> **GOAL**
Omit every picture and output the rest of the records exactly as they are.

> **ENTRIES SHOWN**
----------------
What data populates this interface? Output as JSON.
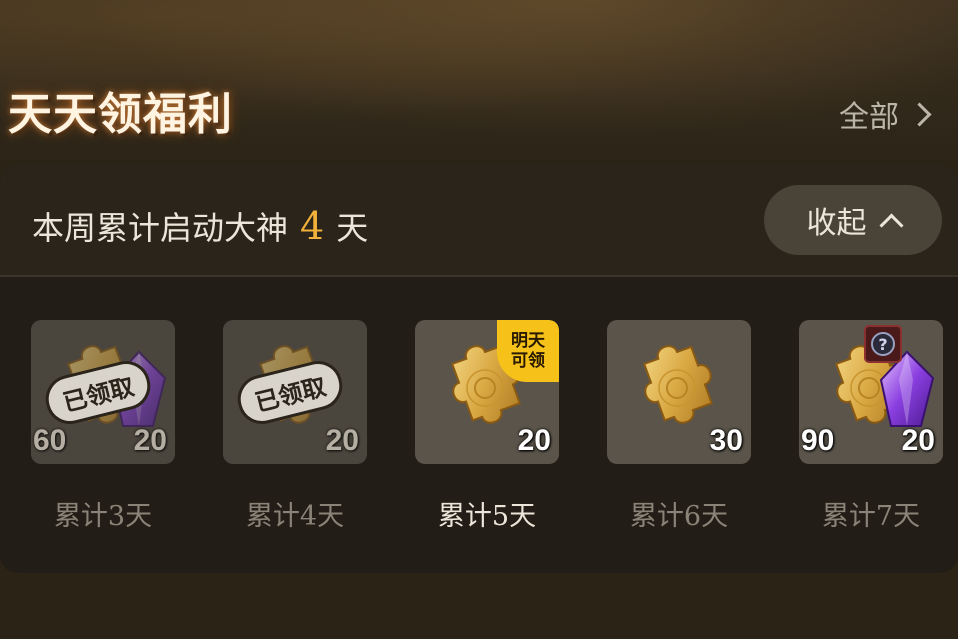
{
  "header": {
    "title": "天天领福利",
    "all_label": "全部"
  },
  "summary": {
    "prefix": "本周累计启动大神",
    "count": "4",
    "suffix": "天",
    "collapse_label": "收起"
  },
  "rewards": [
    {
      "day_label": "累计3天",
      "left_count": "60",
      "count": "20",
      "stamp": "已领取"
    },
    {
      "day_label": "累计4天",
      "count": "20",
      "stamp": "已领取"
    },
    {
      "day_label": "累计5天",
      "count": "20",
      "badge_line1": "明天",
      "badge_line2": "可领"
    },
    {
      "day_label": "累计6天",
      "count": "30"
    },
    {
      "day_label": "累计7天",
      "left_count": "90",
      "count": "20"
    }
  ],
  "colors": {
    "accent": "#f0b03a",
    "badge": "#f6c21a",
    "background": "#2a2316"
  },
  "icons": [
    "chevron-right-icon",
    "chevron-up-icon",
    "puzzle-piece-icon",
    "purple-crystal-icon",
    "mystery-badge-icon"
  ]
}
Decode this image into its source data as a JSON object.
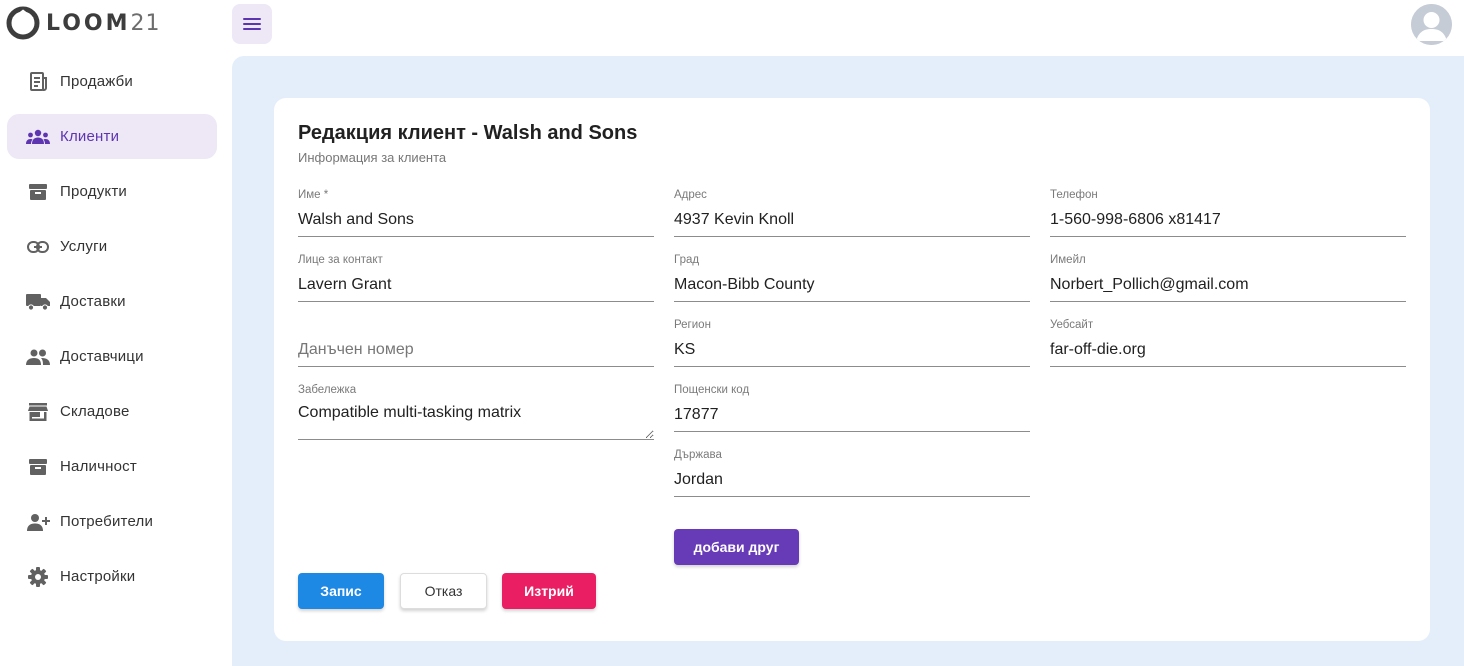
{
  "brand": {
    "name": "LOOM",
    "number": "21"
  },
  "sidebar": {
    "items": [
      {
        "label": "Продажби",
        "icon": "receipt-icon",
        "active": false
      },
      {
        "label": "Клиенти",
        "icon": "groups-icon",
        "active": true
      },
      {
        "label": "Продукти",
        "icon": "archive-box-icon",
        "active": false
      },
      {
        "label": "Услуги",
        "icon": "link-icon",
        "active": false
      },
      {
        "label": "Доставки",
        "icon": "truck-icon",
        "active": false
      },
      {
        "label": "Доставчици",
        "icon": "people-icon",
        "active": false
      },
      {
        "label": "Складове",
        "icon": "store-icon",
        "active": false
      },
      {
        "label": "Наличност",
        "icon": "inventory-box-icon",
        "active": false
      },
      {
        "label": "Потребители",
        "icon": "person-add-icon",
        "active": false
      },
      {
        "label": "Настройки",
        "icon": "gear-icon",
        "active": false
      }
    ]
  },
  "header": {
    "menu_icon": "hamburger-menu-icon",
    "avatar_icon": "user-avatar-icon"
  },
  "form": {
    "title": "Редакция клиент - Walsh and Sons",
    "subtitle": "Информация за клиента",
    "fields": {
      "name": {
        "label": "Име *",
        "value": "Walsh and Sons"
      },
      "contact": {
        "label": "Лице за контакт",
        "value": "Lavern Grant"
      },
      "tax": {
        "label": "",
        "value": "",
        "placeholder": "Данъчен номер"
      },
      "note": {
        "label": "Забележка",
        "value": "Compatible multi-tasking matrix"
      },
      "address": {
        "label": "Адрес",
        "value": "4937 Kevin Knoll"
      },
      "city": {
        "label": "Град",
        "value": "Macon-Bibb County"
      },
      "region": {
        "label": "Регион",
        "value": "KS"
      },
      "postal": {
        "label": "Пощенски код",
        "value": "17877"
      },
      "country": {
        "label": "Държава",
        "value": "Jordan"
      },
      "phone": {
        "label": "Телефон",
        "value": "1-560-998-6806 x81417"
      },
      "email": {
        "label": "Имейл",
        "value": "Norbert_Pollich@gmail.com"
      },
      "website": {
        "label": "Уебсайт",
        "value": "far-off-die.org"
      }
    },
    "buttons": {
      "add_other": "добави друг",
      "save": "Запис",
      "cancel": "Отказ",
      "delete": "Изтрий"
    }
  },
  "colors": {
    "accent_purple": "#673ab7",
    "active_bg": "#ede7f6",
    "main_bg": "#e3eefa",
    "save_blue": "#1e88e5",
    "delete_pink": "#e91e63"
  }
}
----------------
> **EXERCISE SOLUTION**
What data populates this interface? Output as JSON.
{
  "header": {
    "title": "天天领福利",
    "all_label": "全部"
  },
  "summary": {
    "prefix": "本周累计启动大神",
    "count": "4",
    "suffix": "天",
    "collapse_label": "收起"
  },
  "rewards": [
    {
      "day_label": "累计3天",
      "left_count": "60",
      "count": "20",
      "stamp": "已领取"
    },
    {
      "day_label": "累计4天",
      "count": "20",
      "stamp": "已领取"
    },
    {
      "day_label": "累计5天",
      "count": "20",
      "badge_line1": "明天",
      "badge_line2": "可领"
    },
    {
      "day_label": "累计6天",
      "count": "30"
    },
    {
      "day_label": "累计7天",
      "left_count": "90",
      "count": "20"
    }
  ],
  "colors": {
    "accent": "#f0b03a",
    "badge": "#f6c21a",
    "background": "#2a2316"
  },
  "icons": [
    "chevron-right-icon",
    "chevron-up-icon",
    "puzzle-piece-icon",
    "purple-crystal-icon",
    "mystery-badge-icon"
  ]
}
Decode this image into its source data as a JSON object.
{
  "brand": {
    "name": "LOOM",
    "number": "21"
  },
  "sidebar": {
    "items": [
      {
        "label": "Продажби",
        "icon": "receipt-icon",
        "active": false
      },
      {
        "label": "Клиенти",
        "icon": "groups-icon",
        "active": true
      },
      {
        "label": "Продукти",
        "icon": "archive-box-icon",
        "active": false
      },
      {
        "label": "Услуги",
        "icon": "link-icon",
        "active": false
      },
      {
        "label": "Доставки",
        "icon": "truck-icon",
        "active": false
      },
      {
        "label": "Доставчици",
        "icon": "people-icon",
        "active": false
      },
      {
        "label": "Складове",
        "icon": "store-icon",
        "active": false
      },
      {
        "label": "Наличност",
        "icon": "inventory-box-icon",
        "active": false
      },
      {
        "label": "Потребители",
        "icon": "person-add-icon",
        "active": false
      },
      {
        "label": "Настройки",
        "icon": "gear-icon",
        "active": false
      }
    ]
  },
  "header": {
    "menu_icon": "hamburger-menu-icon",
    "avatar_icon": "user-avatar-icon"
  },
  "form": {
    "title": "Редакция клиент - Walsh and Sons",
    "subtitle": "Информация за клиента",
    "fields": {
      "name": {
        "label": "Име *",
        "value": "Walsh and Sons"
      },
      "contact": {
        "label": "Лице за контакт",
        "value": "Lavern Grant"
      },
      "tax": {
        "label": "",
        "value": "",
        "placeholder": "Данъчен номер"
      },
      "note": {
        "label": "Забележка",
        "value": "Compatible multi-tasking matrix"
      },
      "address": {
        "label": "Адрес",
        "value": "4937 Kevin Knoll"
      },
      "city": {
        "label": "Град",
        "value": "Macon-Bibb County"
      },
      "region": {
        "label": "Регион",
        "value": "KS"
      },
      "postal": {
        "label": "Пощенски код",
        "value": "17877"
      },
      "country": {
        "label": "Държава",
        "value": "Jordan"
      },
      "phone": {
        "label": "Телефон",
        "value": "1-560-998-6806 x81417"
      },
      "email": {
        "label": "Имейл",
        "value": "Norbert_Pollich@gmail.com"
      },
      "website": {
        "label": "Уебсайт",
        "value": "far-off-die.org"
      }
    },
    "buttons": {
      "add_other": "добави друг",
      "save": "Запис",
      "cancel": "Отказ",
      "delete": "Изтрий"
    }
  },
  "colors": {
    "accent_purple": "#673ab7",
    "active_bg": "#ede7f6",
    "main_bg": "#e3eefa",
    "save_blue": "#1e88e5",
    "delete_pink": "#e91e63"
  }
}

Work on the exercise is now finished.